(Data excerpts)
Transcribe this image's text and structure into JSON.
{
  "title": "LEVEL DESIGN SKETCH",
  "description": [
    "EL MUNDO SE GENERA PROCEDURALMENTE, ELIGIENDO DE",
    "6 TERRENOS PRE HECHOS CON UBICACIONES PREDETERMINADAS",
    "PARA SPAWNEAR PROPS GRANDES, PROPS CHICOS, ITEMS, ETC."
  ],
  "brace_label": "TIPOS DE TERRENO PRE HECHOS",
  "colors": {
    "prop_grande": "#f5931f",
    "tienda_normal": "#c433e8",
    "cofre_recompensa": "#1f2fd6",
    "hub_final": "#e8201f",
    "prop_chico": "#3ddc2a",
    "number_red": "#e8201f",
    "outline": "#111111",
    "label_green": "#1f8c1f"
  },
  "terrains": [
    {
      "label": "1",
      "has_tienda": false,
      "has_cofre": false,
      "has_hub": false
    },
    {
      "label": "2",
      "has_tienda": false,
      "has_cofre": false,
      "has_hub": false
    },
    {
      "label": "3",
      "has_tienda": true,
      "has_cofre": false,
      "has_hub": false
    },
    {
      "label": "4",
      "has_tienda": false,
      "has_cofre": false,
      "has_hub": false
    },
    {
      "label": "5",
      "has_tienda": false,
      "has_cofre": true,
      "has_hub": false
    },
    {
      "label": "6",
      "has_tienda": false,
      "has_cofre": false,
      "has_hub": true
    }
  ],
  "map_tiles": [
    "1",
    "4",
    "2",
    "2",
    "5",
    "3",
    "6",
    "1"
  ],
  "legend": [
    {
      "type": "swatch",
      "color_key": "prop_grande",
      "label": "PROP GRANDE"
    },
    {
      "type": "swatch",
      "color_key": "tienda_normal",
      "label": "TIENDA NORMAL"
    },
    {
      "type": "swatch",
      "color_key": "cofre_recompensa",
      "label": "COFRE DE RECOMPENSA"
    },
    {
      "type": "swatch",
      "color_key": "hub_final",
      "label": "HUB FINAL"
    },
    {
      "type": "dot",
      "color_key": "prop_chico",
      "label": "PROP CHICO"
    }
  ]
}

** Set task **
Please return the data above exactly as given.

** Full output **
Transcribe this image's text and structure into JSON.
{
  "title": "LEVEL DESIGN SKETCH",
  "description": [
    "EL MUNDO SE GENERA PROCEDURALMENTE, ELIGIENDO DE",
    "6 TERRENOS PRE HECHOS CON UBICACIONES PREDETERMINADAS",
    "PARA SPAWNEAR PROPS GRANDES, PROPS CHICOS, ITEMS, ETC."
  ],
  "brace_label": "TIPOS DE TERRENO PRE HECHOS",
  "colors": {
    "prop_grande": "#f5931f",
    "tienda_normal": "#c433e8",
    "cofre_recompensa": "#1f2fd6",
    "hub_final": "#e8201f",
    "prop_chico": "#3ddc2a",
    "number_red": "#e8201f",
    "outline": "#111111",
    "label_green": "#1f8c1f"
  },
  "terrains": [
    {
      "label": "1",
      "has_tienda": false,
      "has_cofre": false,
      "has_hub": false
    },
    {
      "label": "2",
      "has_tienda": false,
      "has_cofre": false,
      "has_hub": false
    },
    {
      "label": "3",
      "has_tienda": true,
      "has_cofre": false,
      "has_hub": false
    },
    {
      "label": "4",
      "has_tienda": false,
      "has_cofre": false,
      "has_hub": false
    },
    {
      "label": "5",
      "has_tienda": false,
      "has_cofre": true,
      "has_hub": false
    },
    {
      "label": "6",
      "has_tienda": false,
      "has_cofre": false,
      "has_hub": true
    }
  ],
  "map_tiles": [
    "1",
    "4",
    "2",
    "2",
    "5",
    "3",
    "6",
    "1"
  ],
  "legend": [
    {
      "type": "swatch",
      "color_key": "prop_grande",
      "label": "PROP GRANDE"
    },
    {
      "type": "swatch",
      "color_key": "tienda_normal",
      "label": "TIENDA NORMAL"
    },
    {
      "type": "swatch",
      "color_key": "cofre_recompensa",
      "label": "COFRE DE RECOMPENSA"
    },
    {
      "type": "swatch",
      "color_key": "hub_final",
      "label": "HUB FINAL"
    },
    {
      "type": "dot",
      "color_key": "prop_chico",
      "label": "PROP CHICO"
    }
  ]
}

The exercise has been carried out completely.